[Start of DATA TO USE]
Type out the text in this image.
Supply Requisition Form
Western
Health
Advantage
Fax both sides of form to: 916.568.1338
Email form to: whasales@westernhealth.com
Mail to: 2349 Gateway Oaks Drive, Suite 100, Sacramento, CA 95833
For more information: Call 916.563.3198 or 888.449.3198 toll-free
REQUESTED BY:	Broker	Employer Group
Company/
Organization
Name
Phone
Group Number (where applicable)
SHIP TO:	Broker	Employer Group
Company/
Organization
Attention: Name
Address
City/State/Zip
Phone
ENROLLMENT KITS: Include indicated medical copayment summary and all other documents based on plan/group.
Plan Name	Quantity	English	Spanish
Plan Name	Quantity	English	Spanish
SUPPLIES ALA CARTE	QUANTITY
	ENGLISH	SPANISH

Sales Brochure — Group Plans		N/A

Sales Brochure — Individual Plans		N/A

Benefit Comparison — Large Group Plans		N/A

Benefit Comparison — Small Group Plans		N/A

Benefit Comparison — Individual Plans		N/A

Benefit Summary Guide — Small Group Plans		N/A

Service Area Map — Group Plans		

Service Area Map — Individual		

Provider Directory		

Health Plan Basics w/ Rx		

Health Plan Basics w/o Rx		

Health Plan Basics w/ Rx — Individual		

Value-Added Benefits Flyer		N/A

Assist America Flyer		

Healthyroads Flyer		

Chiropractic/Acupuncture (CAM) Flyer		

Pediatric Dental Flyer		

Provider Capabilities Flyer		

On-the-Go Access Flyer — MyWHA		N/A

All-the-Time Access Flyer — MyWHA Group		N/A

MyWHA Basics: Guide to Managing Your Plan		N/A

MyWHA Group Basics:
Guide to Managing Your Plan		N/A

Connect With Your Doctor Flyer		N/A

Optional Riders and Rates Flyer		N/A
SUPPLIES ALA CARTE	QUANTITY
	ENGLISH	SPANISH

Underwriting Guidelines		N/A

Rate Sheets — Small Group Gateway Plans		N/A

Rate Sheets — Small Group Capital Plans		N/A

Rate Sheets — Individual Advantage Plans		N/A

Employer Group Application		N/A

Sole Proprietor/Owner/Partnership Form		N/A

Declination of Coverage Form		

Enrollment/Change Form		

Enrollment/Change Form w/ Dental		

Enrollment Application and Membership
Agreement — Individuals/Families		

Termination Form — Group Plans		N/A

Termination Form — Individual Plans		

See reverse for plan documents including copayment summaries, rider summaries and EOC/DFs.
[End of DATA TO USE]
Within the entries above, work out how many lines contain the word "Basics". The number alone is the answer.

5